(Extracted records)
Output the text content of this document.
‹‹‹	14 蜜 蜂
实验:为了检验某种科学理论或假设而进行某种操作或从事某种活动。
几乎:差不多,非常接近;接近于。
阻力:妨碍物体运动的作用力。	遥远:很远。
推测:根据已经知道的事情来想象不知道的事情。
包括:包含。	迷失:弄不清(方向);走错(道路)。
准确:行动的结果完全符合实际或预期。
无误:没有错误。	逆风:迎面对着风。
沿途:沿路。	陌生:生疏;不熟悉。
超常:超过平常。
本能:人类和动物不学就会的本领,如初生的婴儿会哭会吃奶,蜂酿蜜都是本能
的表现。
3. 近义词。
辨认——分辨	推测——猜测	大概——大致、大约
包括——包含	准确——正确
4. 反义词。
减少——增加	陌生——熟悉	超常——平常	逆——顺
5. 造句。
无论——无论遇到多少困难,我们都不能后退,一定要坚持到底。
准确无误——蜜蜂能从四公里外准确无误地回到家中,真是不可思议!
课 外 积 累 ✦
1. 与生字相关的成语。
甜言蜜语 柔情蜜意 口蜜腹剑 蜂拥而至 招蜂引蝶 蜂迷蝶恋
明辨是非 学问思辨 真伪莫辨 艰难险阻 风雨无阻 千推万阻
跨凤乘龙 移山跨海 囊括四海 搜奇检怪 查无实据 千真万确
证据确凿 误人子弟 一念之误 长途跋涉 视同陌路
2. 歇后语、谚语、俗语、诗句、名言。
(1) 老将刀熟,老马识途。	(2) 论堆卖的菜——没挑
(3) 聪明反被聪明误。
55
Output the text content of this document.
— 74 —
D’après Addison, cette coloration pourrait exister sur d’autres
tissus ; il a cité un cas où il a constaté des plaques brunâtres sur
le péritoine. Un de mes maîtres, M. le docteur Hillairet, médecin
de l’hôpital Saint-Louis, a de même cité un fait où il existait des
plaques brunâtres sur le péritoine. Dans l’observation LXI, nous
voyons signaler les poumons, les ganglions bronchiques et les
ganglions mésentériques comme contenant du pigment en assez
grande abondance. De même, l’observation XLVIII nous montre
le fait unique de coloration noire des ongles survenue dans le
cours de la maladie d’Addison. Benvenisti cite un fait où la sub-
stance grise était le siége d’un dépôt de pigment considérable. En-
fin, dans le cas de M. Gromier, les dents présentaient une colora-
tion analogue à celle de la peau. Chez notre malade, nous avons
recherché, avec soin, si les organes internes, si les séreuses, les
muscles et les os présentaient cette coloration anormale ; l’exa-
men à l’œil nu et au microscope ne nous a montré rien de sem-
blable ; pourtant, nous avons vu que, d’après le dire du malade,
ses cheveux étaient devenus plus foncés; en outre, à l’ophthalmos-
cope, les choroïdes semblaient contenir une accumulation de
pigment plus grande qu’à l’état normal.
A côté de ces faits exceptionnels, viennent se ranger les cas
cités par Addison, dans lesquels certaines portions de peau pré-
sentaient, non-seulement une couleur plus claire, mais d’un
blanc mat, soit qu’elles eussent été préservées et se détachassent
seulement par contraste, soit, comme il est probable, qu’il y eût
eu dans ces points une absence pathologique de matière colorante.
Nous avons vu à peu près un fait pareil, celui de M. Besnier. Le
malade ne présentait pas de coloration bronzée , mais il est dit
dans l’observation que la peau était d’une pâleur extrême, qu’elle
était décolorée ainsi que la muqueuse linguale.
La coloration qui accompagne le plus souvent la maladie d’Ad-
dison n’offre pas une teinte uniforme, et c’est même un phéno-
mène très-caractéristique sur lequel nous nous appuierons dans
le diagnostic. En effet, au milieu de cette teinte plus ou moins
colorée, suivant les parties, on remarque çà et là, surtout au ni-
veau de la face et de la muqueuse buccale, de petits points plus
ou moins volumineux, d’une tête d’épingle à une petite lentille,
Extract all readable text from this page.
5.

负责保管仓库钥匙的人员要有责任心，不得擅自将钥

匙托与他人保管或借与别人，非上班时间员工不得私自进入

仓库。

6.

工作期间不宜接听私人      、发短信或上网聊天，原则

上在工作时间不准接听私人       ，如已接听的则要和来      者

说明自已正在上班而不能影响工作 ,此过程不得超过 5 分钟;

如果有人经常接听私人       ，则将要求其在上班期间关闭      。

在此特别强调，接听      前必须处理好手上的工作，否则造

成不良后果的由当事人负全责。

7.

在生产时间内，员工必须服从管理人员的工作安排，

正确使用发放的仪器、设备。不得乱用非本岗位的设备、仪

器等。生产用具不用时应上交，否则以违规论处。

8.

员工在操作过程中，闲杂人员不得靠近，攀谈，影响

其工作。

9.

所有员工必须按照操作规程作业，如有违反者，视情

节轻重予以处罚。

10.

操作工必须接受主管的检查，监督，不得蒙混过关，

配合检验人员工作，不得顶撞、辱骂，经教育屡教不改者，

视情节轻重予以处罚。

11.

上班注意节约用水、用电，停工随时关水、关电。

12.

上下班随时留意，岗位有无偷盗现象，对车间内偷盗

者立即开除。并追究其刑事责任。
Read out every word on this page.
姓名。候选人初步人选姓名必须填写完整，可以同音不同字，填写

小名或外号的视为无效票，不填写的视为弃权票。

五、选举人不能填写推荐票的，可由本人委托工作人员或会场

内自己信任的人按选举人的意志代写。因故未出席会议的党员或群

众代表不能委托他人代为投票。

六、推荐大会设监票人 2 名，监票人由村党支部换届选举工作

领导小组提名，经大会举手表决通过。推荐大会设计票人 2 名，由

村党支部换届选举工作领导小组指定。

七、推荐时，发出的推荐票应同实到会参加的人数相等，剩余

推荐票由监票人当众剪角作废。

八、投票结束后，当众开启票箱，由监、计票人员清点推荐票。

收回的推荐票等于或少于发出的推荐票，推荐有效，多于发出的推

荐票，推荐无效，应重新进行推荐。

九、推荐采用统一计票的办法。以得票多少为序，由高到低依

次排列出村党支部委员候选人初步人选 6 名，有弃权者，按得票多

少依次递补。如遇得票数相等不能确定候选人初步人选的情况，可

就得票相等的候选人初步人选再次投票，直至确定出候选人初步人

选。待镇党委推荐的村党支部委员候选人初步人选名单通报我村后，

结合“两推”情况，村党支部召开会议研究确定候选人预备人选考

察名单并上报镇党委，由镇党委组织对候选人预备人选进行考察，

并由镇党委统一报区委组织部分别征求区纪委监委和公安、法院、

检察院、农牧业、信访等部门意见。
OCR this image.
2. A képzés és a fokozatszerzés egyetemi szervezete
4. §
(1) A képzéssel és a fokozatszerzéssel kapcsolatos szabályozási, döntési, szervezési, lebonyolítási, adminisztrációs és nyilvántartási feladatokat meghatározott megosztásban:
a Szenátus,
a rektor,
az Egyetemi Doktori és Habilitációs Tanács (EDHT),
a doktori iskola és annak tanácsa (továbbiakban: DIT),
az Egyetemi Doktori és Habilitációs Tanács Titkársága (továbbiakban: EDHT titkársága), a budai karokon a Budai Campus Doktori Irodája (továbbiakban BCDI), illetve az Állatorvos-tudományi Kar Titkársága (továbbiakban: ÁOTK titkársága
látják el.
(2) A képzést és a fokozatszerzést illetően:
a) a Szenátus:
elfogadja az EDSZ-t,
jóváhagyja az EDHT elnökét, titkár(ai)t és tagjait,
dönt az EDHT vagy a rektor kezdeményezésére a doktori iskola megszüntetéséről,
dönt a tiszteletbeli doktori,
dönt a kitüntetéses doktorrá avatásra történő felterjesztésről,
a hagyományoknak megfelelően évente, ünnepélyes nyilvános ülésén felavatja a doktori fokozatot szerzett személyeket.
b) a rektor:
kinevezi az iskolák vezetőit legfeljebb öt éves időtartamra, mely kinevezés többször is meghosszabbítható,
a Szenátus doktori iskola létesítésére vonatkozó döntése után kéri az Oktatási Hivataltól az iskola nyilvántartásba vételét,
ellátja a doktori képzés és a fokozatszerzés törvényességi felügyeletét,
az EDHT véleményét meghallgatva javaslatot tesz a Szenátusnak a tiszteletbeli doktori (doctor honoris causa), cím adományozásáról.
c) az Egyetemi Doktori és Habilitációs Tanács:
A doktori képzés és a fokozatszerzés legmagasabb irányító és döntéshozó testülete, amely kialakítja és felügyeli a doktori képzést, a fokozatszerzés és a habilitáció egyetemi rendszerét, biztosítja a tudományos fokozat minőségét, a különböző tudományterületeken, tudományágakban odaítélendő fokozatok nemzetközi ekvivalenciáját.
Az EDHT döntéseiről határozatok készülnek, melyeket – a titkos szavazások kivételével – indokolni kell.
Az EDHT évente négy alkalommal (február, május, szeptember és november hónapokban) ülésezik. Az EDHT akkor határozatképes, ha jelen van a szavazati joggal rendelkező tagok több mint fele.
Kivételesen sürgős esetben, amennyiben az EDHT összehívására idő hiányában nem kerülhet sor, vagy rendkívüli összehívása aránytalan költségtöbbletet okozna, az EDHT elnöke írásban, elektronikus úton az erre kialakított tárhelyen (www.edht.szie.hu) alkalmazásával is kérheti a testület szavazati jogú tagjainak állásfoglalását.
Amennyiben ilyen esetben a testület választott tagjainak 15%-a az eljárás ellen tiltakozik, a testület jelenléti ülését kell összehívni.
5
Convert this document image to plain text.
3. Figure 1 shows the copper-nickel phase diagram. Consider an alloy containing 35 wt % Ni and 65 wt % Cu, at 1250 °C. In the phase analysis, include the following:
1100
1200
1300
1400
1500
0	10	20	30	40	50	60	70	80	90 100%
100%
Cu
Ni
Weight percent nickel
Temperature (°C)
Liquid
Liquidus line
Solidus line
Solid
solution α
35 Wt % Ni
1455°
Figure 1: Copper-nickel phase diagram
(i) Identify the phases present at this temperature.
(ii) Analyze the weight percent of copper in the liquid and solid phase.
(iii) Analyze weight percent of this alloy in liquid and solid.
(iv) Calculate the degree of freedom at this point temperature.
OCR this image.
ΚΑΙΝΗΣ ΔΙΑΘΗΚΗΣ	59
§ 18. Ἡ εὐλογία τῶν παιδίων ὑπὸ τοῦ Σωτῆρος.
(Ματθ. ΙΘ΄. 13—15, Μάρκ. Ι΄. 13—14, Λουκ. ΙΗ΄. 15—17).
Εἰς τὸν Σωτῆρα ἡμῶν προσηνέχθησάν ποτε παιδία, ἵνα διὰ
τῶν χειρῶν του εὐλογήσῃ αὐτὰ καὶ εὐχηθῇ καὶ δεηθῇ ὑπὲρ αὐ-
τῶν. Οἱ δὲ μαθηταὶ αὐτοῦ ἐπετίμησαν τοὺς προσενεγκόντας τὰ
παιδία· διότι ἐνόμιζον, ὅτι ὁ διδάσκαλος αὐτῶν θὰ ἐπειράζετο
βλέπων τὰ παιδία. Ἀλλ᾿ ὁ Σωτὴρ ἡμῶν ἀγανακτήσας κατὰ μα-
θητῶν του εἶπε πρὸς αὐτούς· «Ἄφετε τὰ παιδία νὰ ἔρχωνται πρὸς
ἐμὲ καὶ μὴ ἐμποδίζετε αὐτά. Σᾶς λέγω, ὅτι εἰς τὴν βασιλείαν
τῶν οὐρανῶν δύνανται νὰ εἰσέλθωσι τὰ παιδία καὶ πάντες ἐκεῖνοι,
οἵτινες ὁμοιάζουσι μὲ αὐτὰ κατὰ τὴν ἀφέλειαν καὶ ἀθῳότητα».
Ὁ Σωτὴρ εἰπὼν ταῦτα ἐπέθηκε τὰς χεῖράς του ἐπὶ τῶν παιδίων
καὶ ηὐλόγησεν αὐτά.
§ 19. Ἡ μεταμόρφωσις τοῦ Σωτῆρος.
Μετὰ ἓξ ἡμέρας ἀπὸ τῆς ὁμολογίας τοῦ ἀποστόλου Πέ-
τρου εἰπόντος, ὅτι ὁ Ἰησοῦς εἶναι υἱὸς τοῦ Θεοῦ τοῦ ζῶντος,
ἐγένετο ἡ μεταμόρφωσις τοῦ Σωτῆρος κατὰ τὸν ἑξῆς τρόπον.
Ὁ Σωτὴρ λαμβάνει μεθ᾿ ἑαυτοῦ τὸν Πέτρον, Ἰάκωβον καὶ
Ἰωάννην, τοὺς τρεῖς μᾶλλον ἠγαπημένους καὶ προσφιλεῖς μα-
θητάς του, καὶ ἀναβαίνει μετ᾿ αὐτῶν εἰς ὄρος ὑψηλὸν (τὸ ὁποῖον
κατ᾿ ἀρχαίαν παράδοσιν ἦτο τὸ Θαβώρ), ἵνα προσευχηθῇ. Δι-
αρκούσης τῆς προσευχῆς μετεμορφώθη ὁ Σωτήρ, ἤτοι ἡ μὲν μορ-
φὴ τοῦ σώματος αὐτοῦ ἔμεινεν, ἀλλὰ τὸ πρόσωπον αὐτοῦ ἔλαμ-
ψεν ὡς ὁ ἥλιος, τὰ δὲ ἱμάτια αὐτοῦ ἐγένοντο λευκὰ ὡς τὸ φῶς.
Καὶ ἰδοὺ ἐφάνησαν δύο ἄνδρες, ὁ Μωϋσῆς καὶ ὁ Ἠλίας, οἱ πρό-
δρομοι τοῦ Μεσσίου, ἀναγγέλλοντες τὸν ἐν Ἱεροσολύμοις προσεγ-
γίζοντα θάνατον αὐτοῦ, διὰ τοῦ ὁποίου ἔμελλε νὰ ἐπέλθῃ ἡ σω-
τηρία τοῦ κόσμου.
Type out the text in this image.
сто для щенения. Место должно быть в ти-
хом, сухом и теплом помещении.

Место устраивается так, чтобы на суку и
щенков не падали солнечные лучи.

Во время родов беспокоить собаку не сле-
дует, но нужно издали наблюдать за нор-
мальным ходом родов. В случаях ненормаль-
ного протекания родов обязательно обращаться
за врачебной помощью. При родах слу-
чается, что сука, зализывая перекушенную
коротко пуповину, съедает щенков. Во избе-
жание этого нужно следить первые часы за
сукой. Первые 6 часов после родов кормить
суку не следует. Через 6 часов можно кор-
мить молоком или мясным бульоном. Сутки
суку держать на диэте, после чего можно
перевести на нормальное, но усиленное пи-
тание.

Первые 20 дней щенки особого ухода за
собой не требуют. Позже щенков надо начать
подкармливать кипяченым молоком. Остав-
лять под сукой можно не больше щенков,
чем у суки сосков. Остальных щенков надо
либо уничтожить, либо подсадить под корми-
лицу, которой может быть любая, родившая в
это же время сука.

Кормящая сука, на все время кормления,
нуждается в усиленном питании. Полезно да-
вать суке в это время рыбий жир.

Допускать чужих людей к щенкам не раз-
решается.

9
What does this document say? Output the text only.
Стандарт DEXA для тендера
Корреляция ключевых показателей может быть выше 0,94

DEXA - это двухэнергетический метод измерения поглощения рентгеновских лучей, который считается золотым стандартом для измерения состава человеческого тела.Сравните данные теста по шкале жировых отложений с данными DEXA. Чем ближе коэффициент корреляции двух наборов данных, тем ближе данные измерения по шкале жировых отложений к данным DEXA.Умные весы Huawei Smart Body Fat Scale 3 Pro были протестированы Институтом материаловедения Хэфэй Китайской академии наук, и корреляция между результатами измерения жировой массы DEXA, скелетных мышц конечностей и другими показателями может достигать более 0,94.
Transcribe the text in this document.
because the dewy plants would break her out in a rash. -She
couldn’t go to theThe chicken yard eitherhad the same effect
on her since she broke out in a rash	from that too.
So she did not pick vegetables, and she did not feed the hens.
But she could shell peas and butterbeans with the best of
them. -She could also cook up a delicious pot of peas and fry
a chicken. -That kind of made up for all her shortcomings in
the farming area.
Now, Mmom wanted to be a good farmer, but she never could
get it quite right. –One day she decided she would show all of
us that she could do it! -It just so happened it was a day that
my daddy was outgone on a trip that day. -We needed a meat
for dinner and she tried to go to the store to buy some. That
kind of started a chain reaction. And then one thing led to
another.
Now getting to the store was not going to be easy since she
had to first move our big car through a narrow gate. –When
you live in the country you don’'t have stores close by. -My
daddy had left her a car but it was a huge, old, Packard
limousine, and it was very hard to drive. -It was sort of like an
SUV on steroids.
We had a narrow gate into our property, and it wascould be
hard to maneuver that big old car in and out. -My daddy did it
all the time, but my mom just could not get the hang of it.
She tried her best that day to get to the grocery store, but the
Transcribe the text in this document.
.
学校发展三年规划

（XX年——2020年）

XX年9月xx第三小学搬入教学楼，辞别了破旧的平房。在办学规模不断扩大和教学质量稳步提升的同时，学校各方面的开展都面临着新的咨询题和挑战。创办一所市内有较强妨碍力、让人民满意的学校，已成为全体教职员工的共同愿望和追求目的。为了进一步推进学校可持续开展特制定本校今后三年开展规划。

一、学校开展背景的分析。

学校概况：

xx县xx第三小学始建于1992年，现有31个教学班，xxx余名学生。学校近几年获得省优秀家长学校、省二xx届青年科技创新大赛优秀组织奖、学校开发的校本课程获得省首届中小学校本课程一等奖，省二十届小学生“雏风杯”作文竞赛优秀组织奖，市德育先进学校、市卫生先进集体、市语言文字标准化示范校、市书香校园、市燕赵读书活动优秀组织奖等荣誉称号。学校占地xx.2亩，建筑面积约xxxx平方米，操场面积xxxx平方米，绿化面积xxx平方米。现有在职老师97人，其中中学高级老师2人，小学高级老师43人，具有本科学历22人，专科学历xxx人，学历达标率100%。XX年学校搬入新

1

**Problem requirements**
Scan the records above for the string "αὐτοῦ", then select every line that holds it.

**Worked answer**
τῶν. Οἱ δὲ μαθηταὶ αὐτοῦ ἐπετίμησαν τοὺς προσενεγκόντας τὰ
φὴ τοῦ σώματος αὐτοῦ ἔμεινεν, ἀλλὰ τὸ πρόσωπον αὐτοῦ ἔλαμ-
ψεν ὡς ὁ ἥλιος, τὰ δὲ ἱμάτια αὐτοῦ ἐγένοντο λευκὰ ὡς τὸ φῶς.
γίζοντα θάνατον αὐτοῦ, διὰ τοῦ ὁποίου ἔμελλε νὰ ἐπέλθῃ ἡ σω-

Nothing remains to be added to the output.